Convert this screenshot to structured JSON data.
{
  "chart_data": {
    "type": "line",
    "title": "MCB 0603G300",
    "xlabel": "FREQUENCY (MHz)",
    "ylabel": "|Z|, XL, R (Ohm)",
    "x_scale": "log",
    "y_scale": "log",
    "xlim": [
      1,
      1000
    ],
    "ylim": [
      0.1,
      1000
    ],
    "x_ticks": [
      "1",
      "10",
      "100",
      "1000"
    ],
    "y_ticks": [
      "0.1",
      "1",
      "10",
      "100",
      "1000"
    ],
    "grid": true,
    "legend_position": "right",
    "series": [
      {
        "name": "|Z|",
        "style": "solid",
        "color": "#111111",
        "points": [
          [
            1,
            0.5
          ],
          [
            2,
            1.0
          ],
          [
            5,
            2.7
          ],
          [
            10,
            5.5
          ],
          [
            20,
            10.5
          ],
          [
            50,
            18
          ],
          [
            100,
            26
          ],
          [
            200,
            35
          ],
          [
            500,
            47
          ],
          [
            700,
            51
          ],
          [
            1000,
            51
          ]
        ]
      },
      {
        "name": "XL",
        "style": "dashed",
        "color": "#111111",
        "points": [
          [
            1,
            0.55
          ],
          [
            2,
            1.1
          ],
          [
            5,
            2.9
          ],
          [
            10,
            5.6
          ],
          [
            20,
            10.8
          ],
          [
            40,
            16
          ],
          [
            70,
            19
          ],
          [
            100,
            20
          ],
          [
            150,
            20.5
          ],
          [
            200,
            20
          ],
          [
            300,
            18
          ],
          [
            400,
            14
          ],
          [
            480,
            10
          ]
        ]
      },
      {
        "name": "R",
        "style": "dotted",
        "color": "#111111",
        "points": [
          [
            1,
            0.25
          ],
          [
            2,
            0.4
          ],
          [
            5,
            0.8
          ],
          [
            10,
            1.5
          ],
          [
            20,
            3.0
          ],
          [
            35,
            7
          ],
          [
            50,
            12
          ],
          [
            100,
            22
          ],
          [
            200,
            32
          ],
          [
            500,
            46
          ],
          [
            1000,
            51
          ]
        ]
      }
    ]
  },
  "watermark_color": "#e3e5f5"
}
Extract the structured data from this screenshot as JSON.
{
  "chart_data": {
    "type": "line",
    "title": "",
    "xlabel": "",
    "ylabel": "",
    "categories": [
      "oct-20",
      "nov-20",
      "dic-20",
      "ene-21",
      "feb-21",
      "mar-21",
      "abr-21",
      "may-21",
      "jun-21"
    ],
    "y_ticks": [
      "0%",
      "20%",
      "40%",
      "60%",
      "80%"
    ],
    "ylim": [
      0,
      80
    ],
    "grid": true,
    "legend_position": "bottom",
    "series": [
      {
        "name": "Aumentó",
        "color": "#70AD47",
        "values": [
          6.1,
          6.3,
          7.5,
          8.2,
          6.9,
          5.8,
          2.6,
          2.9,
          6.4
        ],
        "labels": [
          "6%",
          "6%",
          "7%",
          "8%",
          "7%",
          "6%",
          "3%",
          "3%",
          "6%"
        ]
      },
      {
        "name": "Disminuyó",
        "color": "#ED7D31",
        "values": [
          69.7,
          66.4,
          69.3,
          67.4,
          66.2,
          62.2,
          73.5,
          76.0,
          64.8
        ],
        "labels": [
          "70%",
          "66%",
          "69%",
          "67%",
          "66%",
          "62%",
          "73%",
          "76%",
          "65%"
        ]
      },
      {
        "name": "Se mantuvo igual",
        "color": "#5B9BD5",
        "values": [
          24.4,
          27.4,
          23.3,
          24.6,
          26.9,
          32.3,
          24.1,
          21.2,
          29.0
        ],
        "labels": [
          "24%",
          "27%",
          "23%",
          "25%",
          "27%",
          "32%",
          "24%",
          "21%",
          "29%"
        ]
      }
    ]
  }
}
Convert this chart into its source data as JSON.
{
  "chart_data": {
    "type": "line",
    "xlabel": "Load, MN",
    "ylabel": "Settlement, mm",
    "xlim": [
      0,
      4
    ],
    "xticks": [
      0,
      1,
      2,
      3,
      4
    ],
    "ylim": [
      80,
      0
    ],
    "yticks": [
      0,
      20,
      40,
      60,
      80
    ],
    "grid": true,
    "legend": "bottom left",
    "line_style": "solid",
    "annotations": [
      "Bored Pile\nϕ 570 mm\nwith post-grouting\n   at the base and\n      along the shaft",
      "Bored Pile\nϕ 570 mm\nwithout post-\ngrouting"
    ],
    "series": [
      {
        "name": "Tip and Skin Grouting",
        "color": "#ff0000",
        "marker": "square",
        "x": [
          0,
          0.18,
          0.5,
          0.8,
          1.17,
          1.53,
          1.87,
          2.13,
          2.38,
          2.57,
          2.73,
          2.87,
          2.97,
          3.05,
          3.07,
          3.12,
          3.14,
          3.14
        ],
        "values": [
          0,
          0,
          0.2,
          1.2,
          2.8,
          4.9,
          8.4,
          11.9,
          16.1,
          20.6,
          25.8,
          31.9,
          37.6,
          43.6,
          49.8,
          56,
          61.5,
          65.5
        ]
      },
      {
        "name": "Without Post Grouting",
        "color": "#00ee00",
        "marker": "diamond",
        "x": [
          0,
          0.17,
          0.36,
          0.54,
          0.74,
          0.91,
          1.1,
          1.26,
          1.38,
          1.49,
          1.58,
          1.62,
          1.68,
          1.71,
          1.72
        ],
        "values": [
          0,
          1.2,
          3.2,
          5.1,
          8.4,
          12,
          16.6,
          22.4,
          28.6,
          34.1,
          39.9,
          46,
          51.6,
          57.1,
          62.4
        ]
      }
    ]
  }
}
------------
WHAT YOU HAVE TO DO: Copy all lines in the listing above where the string "Convert" appears.

COMPLETED EXERCISE:
Convert this screenshot to structured JSON data.
Convert this chart into its source data as JSON.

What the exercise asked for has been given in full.